### Task
Write out each line exactly as it stands, please.
■ ■ ■ ■
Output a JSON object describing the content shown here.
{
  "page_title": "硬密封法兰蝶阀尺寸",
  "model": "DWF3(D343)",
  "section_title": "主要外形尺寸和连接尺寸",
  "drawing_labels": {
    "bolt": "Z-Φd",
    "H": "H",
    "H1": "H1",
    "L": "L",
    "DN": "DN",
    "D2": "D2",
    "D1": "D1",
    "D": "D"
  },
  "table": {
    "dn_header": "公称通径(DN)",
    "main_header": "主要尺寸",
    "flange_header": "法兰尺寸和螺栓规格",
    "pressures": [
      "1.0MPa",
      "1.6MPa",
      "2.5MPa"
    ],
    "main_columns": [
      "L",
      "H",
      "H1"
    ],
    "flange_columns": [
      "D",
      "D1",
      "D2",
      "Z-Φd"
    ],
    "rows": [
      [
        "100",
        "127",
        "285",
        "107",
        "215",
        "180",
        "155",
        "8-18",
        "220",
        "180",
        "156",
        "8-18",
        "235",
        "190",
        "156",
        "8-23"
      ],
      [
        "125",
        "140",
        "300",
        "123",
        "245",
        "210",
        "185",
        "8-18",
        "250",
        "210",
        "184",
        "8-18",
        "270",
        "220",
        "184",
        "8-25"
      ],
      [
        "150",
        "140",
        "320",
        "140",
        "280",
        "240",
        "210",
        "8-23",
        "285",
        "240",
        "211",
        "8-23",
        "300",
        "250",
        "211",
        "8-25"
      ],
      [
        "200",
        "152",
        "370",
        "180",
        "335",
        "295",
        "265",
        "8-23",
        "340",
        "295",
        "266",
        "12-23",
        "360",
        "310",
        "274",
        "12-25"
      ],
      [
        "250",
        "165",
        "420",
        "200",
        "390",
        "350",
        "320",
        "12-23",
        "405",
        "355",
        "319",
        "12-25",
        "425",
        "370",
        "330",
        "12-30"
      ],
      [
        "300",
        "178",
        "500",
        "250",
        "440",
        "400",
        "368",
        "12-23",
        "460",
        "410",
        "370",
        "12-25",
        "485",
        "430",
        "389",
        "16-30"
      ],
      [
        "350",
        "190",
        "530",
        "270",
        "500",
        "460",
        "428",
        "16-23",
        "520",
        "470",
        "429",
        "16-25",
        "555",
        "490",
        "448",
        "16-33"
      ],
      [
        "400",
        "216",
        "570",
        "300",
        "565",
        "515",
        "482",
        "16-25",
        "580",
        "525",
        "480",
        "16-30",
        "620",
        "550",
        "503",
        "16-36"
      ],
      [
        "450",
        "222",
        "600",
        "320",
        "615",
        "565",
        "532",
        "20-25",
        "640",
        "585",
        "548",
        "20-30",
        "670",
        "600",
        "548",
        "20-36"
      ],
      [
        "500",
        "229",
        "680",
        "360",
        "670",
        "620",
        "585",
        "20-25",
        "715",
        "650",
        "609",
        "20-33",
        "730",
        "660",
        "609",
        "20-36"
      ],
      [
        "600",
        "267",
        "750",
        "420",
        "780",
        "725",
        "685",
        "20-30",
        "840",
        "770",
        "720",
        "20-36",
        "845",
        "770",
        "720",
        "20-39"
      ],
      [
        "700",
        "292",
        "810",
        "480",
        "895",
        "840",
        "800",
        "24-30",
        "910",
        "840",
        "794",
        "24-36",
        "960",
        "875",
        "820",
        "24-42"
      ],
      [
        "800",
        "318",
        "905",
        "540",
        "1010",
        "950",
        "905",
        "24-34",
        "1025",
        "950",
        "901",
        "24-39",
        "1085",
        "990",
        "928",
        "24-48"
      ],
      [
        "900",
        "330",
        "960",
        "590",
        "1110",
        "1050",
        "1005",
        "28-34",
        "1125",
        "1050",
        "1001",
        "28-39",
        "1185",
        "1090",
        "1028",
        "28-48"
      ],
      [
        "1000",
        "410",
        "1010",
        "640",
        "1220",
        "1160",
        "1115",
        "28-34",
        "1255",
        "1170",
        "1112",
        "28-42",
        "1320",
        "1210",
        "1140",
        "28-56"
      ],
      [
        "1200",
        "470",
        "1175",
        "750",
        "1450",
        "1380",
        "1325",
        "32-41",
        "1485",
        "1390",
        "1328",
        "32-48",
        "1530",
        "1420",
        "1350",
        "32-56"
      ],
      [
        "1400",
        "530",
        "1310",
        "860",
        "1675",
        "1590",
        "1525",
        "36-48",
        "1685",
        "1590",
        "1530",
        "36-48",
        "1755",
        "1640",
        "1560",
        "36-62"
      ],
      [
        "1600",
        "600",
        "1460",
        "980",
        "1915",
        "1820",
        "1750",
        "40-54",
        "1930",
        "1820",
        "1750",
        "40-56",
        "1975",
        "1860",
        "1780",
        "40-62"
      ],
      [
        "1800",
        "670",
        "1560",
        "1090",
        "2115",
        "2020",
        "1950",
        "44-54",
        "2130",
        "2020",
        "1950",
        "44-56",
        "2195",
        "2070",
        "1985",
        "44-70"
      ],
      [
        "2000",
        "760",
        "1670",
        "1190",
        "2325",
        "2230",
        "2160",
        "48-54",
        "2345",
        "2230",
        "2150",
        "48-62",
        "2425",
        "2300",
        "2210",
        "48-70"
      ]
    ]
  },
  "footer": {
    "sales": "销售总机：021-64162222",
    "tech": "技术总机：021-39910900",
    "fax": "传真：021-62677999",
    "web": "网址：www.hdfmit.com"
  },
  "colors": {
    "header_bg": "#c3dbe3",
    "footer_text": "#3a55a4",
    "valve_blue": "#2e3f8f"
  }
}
■ ■ ■ ■
### Solved exercise
Output a JSON object describing the content shown here.
{
  "page_title": "硬密封法兰蝶阀尺寸",
  "model": "DWF3(D343)",
  "section_title": "主要外形尺寸和连接尺寸",
  "drawing_labels": {
    "bolt": "Z-Φd",
    "H": "H",
    "H1": "H1",
    "L": "L",
    "DN": "DN",
    "D2": "D2",
    "D1": "D1",
    "D": "D"
  },
  "table": {
    "dn_header": "公称通径(DN)",
    "main_header": "主要尺寸",
    "flange_header": "法兰尺寸和螺栓规格",
    "pressures": [
      "1.0MPa",
      "1.6MPa",
      "2.5MPa"
    ],
    "main_columns": [
      "L",
      "H",
      "H1"
    ],
    "flange_columns": [
      "D",
      "D1",
      "D2",
      "Z-Φd"
    ],
    "rows": [
      [
        "100",
        "127",
        "285",
        "107",
        "215",
        "180",
        "155",
        "8-18",
        "220",
        "180",
        "156",
        "8-18",
        "235",
        "190",
        "156",
        "8-23"
      ],
      [
        "125",
        "140",
        "300",
        "123",
        "245",
        "210",
        "185",
        "8-18",
        "250",
        "210",
        "184",
        "8-18",
        "270",
        "220",
        "184",
        "8-25"
      ],
      [
        "150",
        "140",
        "320",
        "140",
        "280",
        "240",
        "210",
        "8-23",
        "285",
        "240",
        "211",
        "8-23",
        "300",
        "250",
        "211",
        "8-25"
      ],
      [
        "200",
        "152",
        "370",
        "180",
        "335",
        "295",
        "265",
        "8-23",
        "340",
        "295",
        "266",
        "12-23",
        "360",
        "310",
        "274",
        "12-25"
      ],
      [
        "250",
        "165",
        "420",
        "200",
        "390",
        "350",
        "320",
        "12-23",
        "405",
        "355",
        "319",
        "12-25",
        "425",
        "370",
        "330",
        "12-30"
      ],
      [
        "300",
        "178",
        "500",
        "250",
        "440",
        "400",
        "368",
        "12-23",
        "460",
        "410",
        "370",
        "12-25",
        "485",
        "430",
        "389",
        "16-30"
      ],
      [
        "350",
        "190",
        "530",
        "270",
        "500",
        "460",
        "428",
        "16-23",
        "520",
        "470",
        "429",
        "16-25",
        "555",
        "490",
        "448",
        "16-33"
      ],
      [
        "400",
        "216",
        "570",
        "300",
        "565",
        "515",
        "482",
        "16-25",
        "580",
        "525",
        "480",
        "16-30",
        "620",
        "550",
        "503",
        "16-36"
      ],
      [
        "450",
        "222",
        "600",
        "320",
        "615",
        "565",
        "532",
        "20-25",
        "640",
        "585",
        "548",
        "20-30",
        "670",
        "600",
        "548",
        "20-36"
      ],
      [
        "500",
        "229",
        "680",
        "360",
        "670",
        "620",
        "585",
        "20-25",
        "715",
        "650",
        "609",
        "20-33",
        "730",
        "660",
        "609",
        "20-36"
      ],
      [
        "600",
        "267",
        "750",
        "420",
        "780",
        "725",
        "685",
        "20-30",
        "840",
        "770",
        "720",
        "20-36",
        "845",
        "770",
        "720",
        "20-39"
      ],
      [
        "700",
        "292",
        "810",
        "480",
        "895",
        "840",
        "800",
        "24-30",
        "910",
        "840",
        "794",
        "24-36",
        "960",
        "875",
        "820",
        "24-42"
      ],
      [
        "800",
        "318",
        "905",
        "540",
        "1010",
        "950",
        "905",
        "24-34",
        "1025",
        "950",
        "901",
        "24-39",
        "1085",
        "990",
        "928",
        "24-48"
      ],
      [
        "900",
        "330",
        "960",
        "590",
        "1110",
        "1050",
        "1005",
        "28-34",
        "1125",
        "1050",
        "1001",
        "28-39",
        "1185",
        "1090",
        "1028",
        "28-48"
      ],
      [
        "1000",
        "410",
        "1010",
        "640",
        "1220",
        "1160",
        "1115",
        "28-34",
        "1255",
        "1170",
        "1112",
        "28-42",
        "1320",
        "1210",
        "1140",
        "28-56"
      ],
      [
        "1200",
        "470",
        "1175",
        "750",
        "1450",
        "1380",
        "1325",
        "32-41",
        "1485",
        "1390",
        "1328",
        "32-48",
        "1530",
        "1420",
        "1350",
        "32-56"
      ],
      [
        "1400",
        "530",
        "1310",
        "860",
        "1675",
        "1590",
        "1525",
        "36-48",
        "1685",
        "1590",
        "1530",
        "36-48",
        "1755",
        "1640",
        "1560",
        "36-62"
      ],
      [
        "1600",
        "600",
        "1460",
        "980",
        "1915",
        "1820",
        "1750",
        "40-54",
        "1930",
        "1820",
        "1750",
        "40-56",
        "1975",
        "1860",
        "1780",
        "40-62"
      ],
      [
        "1800",
        "670",
        "1560",
        "1090",
        "2115",
        "2020",
        "1950",
        "44-54",
        "2130",
        "2020",
        "1950",
        "44-56",
        "2195",
        "2070",
        "1985",
        "44-70"
      ],
      [
        "2000",
        "760",
        "1670",
        "1190",
        "2325",
        "2230",
        "2160",
        "48-54",
        "2345",
        "2230",
        "2150",
        "48-62",
        "2425",
        "2300",
        "2210",
        "48-70"
      ]
    ]
  },
  "footer": {
    "sales": "销售总机：021-64162222",
    "tech": "技术总机：021-39910900",
    "fax": "传真：021-62677999",
    "web": "网址：www.hdfmit.com"
  },
  "colors": {
    "header_bg": "#c3dbe3",
    "footer_text": "#3a55a4",
    "valve_blue": "#2e3f8f"
  }
}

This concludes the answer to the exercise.